═════ Records shown ═════
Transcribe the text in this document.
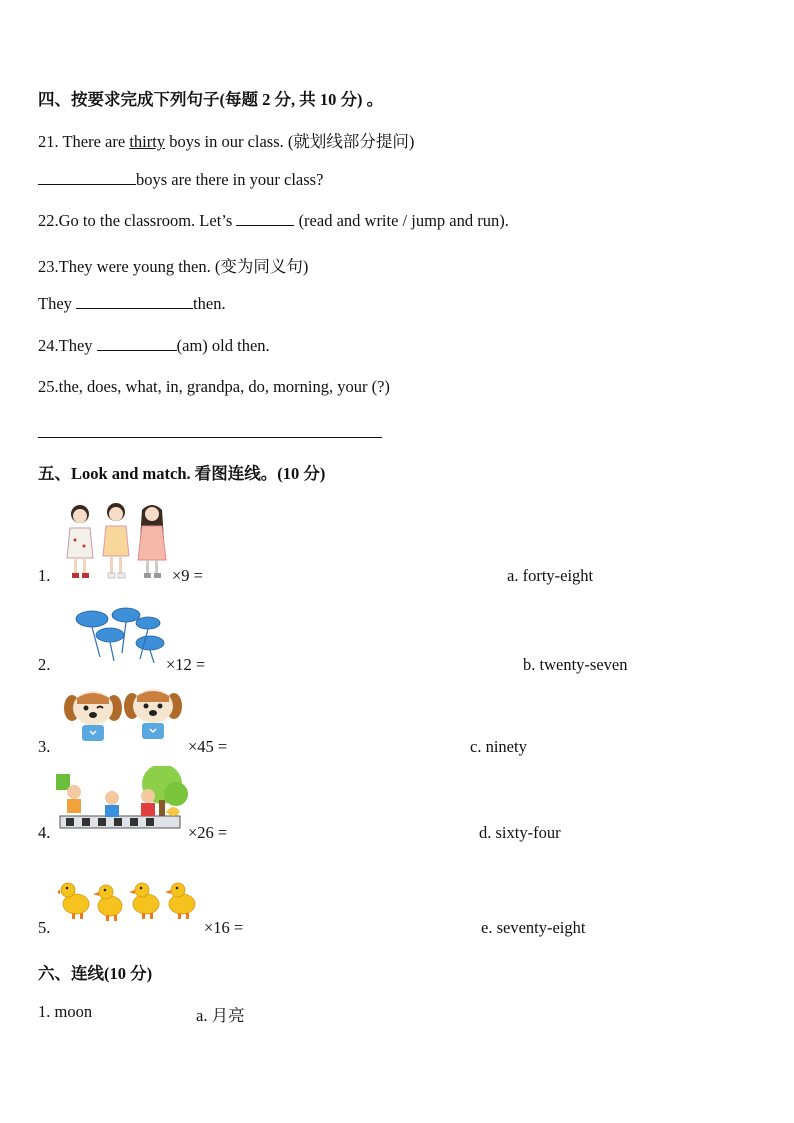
四、按要求完成下列句子(每题 2 分, 共 10 分) 。
21. There are thirty boys in our class. (就划线部分提问)
boys are there in your class?
22.Go to the classroom. Let’s	(read and write / jump and run).
23.They were young then. (变为同义句)
They	then.
24.They	(am) old then.
25.the, does, what, in, grandpa, do, morning, your (?)
五、Look and match. 看图连线。(10 分)
1.	×9 =	a. forty-eight
2.	×12 =	b. twenty-seven
3.	×45 =	c. ninety
4.	×26 =	d. sixty-four
5.	×16 =	e. seventy-eight
六、连线(10 分)
1. moon	a. 月亮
═════
| Exercise description |
Reproduce every record word for word. The copy must contain no pictures.

| Solution below |
Transcribe the text in this document.
四、按要求完成下列句子(每题 2 分, 共 10 分) 。
21. There are thirty boys in our class. (就划线部分提问)
boys are there in your class?
22.Go to the classroom. Let’s	(read and write / jump and run).
23.They were young then. (变为同义句)
They	then.
24.They	(am) old then.
25.the, does, what, in, grandpa, do, morning, your (?)
五、Look and match. 看图连线。(10 分)
1.	×9 =	a. forty-eight
2.	×12 =	b. twenty-seven
3.	×45 =	c. ninety
4.	×26 =	d. sixty-four
5.	×16 =	e. seventy-eight
六、连线(10 分)
1. moon	a. 月亮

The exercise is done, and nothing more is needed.